[TO DO] Output all records precisely as written.

[TASK INPUTS]
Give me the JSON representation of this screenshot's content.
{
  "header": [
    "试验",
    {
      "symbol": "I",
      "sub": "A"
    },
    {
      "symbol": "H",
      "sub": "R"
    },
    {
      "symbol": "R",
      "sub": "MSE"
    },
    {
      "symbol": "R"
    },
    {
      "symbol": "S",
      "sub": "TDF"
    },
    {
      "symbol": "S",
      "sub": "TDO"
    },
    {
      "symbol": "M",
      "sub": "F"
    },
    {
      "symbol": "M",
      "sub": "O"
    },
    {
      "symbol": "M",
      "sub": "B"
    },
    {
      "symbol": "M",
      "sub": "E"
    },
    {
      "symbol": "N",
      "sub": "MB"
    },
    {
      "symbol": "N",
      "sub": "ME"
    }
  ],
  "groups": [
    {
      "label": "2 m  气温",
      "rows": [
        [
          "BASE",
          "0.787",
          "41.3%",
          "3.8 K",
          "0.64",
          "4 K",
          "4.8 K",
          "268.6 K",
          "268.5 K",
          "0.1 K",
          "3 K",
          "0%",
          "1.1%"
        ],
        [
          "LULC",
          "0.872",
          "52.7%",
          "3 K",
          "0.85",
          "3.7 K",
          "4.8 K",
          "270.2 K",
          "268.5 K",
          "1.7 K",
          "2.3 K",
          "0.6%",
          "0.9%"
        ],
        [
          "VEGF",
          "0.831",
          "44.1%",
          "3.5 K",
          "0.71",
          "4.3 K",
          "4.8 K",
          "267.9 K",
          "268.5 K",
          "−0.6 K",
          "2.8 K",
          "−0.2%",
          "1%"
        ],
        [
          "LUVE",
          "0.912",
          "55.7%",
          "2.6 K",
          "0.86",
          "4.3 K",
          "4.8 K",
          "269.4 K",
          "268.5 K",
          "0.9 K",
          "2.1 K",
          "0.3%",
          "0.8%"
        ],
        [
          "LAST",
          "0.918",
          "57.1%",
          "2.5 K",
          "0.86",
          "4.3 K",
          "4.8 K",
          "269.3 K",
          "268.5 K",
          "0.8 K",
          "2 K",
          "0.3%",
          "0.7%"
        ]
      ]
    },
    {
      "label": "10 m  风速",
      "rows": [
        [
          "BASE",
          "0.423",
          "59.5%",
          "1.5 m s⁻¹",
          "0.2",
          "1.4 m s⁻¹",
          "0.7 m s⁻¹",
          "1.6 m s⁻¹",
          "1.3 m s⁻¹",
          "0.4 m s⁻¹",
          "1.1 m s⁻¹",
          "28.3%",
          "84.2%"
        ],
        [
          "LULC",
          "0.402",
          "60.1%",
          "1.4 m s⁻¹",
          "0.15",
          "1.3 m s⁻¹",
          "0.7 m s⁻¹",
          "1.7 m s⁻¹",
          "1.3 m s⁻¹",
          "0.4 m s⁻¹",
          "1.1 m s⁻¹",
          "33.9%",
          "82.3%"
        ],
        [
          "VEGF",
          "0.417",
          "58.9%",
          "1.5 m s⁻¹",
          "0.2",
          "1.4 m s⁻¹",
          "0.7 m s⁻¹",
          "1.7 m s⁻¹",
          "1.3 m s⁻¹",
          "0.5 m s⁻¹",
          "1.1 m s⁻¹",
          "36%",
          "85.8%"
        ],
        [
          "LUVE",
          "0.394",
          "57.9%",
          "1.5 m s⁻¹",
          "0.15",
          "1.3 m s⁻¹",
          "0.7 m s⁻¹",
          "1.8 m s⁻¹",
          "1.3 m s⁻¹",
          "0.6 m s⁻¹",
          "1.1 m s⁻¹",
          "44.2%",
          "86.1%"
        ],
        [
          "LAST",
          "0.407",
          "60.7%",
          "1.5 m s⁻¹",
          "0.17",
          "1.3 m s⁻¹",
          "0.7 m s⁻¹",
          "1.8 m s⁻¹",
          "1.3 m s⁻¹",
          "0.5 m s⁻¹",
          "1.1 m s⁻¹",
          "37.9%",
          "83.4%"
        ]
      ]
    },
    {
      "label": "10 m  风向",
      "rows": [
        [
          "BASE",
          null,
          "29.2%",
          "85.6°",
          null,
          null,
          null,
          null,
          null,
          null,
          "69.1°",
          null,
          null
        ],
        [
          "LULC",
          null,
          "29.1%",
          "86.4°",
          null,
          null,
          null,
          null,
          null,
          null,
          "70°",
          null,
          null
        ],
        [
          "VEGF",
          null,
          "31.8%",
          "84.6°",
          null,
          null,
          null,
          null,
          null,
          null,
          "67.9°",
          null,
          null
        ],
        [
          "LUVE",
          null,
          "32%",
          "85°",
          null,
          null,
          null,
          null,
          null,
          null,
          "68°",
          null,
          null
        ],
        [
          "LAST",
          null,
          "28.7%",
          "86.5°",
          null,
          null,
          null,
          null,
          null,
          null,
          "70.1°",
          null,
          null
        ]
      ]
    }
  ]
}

[SOLUTION TO THIS PROBLEM]
Give me the JSON representation of this screenshot's content.
{
  "header": [
    "试验",
    {
      "symbol": "I",
      "sub": "A"
    },
    {
      "symbol": "H",
      "sub": "R"
    },
    {
      "symbol": "R",
      "sub": "MSE"
    },
    {
      "symbol": "R"
    },
    {
      "symbol": "S",
      "sub": "TDF"
    },
    {
      "symbol": "S",
      "sub": "TDO"
    },
    {
      "symbol": "M",
      "sub": "F"
    },
    {
      "symbol": "M",
      "sub": "O"
    },
    {
      "symbol": "M",
      "sub": "B"
    },
    {
      "symbol": "M",
      "sub": "E"
    },
    {
      "symbol": "N",
      "sub": "MB"
    },
    {
      "symbol": "N",
      "sub": "ME"
    }
  ],
  "groups": [
    {
      "label": "2 m  气温",
      "rows": [
        [
          "BASE",
          "0.787",
          "41.3%",
          "3.8 K",
          "0.64",
          "4 K",
          "4.8 K",
          "268.6 K",
          "268.5 K",
          "0.1 K",
          "3 K",
          "0%",
          "1.1%"
        ],
        [
          "LULC",
          "0.872",
          "52.7%",
          "3 K",
          "0.85",
          "3.7 K",
          "4.8 K",
          "270.2 K",
          "268.5 K",
          "1.7 K",
          "2.3 K",
          "0.6%",
          "0.9%"
        ],
        [
          "VEGF",
          "0.831",
          "44.1%",
          "3.5 K",
          "0.71",
          "4.3 K",
          "4.8 K",
          "267.9 K",
          "268.5 K",
          "−0.6 K",
          "2.8 K",
          "−0.2%",
          "1%"
        ],
        [
          "LUVE",
          "0.912",
          "55.7%",
          "2.6 K",
          "0.86",
          "4.3 K",
          "4.8 K",
          "269.4 K",
          "268.5 K",
          "0.9 K",
          "2.1 K",
          "0.3%",
          "0.8%"
        ],
        [
          "LAST",
          "0.918",
          "57.1%",
          "2.5 K",
          "0.86",
          "4.3 K",
          "4.8 K",
          "269.3 K",
          "268.5 K",
          "0.8 K",
          "2 K",
          "0.3%",
          "0.7%"
        ]
      ]
    },
    {
      "label": "10 m  风速",
      "rows": [
        [
          "BASE",
          "0.423",
          "59.5%",
          "1.5 m s⁻¹",
          "0.2",
          "1.4 m s⁻¹",
          "0.7 m s⁻¹",
          "1.6 m s⁻¹",
          "1.3 m s⁻¹",
          "0.4 m s⁻¹",
          "1.1 m s⁻¹",
          "28.3%",
          "84.2%"
        ],
        [
          "LULC",
          "0.402",
          "60.1%",
          "1.4 m s⁻¹",
          "0.15",
          "1.3 m s⁻¹",
          "0.7 m s⁻¹",
          "1.7 m s⁻¹",
          "1.3 m s⁻¹",
          "0.4 m s⁻¹",
          "1.1 m s⁻¹",
          "33.9%",
          "82.3%"
        ],
        [
          "VEGF",
          "0.417",
          "58.9%",
          "1.5 m s⁻¹",
          "0.2",
          "1.4 m s⁻¹",
          "0.7 m s⁻¹",
          "1.7 m s⁻¹",
          "1.3 m s⁻¹",
          "0.5 m s⁻¹",
          "1.1 m s⁻¹",
          "36%",
          "85.8%"
        ],
        [
          "LUVE",
          "0.394",
          "57.9%",
          "1.5 m s⁻¹",
          "0.15",
          "1.3 m s⁻¹",
          "0.7 m s⁻¹",
          "1.8 m s⁻¹",
          "1.3 m s⁻¹",
          "0.6 m s⁻¹",
          "1.1 m s⁻¹",
          "44.2%",
          "86.1%"
        ],
        [
          "LAST",
          "0.407",
          "60.7%",
          "1.5 m s⁻¹",
          "0.17",
          "1.3 m s⁻¹",
          "0.7 m s⁻¹",
          "1.8 m s⁻¹",
          "1.3 m s⁻¹",
          "0.5 m s⁻¹",
          "1.1 m s⁻¹",
          "37.9%",
          "83.4%"
        ]
      ]
    },
    {
      "label": "10 m  风向",
      "rows": [
        [
          "BASE",
          null,
          "29.2%",
          "85.6°",
          null,
          null,
          null,
          null,
          null,
          null,
          "69.1°",
          null,
          null
        ],
        [
          "LULC",
          null,
          "29.1%",
          "86.4°",
          null,
          null,
          null,
          null,
          null,
          null,
          "70°",
          null,
          null
        ],
        [
          "VEGF",
          null,
          "31.8%",
          "84.6°",
          null,
          null,
          null,
          null,
          null,
          null,
          "67.9°",
          null,
          null
        ],
        [
          "LUVE",
          null,
          "32%",
          "85°",
          null,
          null,
          null,
          null,
          null,
          null,
          "68°",
          null,
          null
        ],
        [
          "LAST",
          null,
          "28.7%",
          "86.5°",
          null,
          null,
          null,
          null,
          null,
          null,
          "70.1°",
          null,
          null
        ]
      ]
    }
  ]
}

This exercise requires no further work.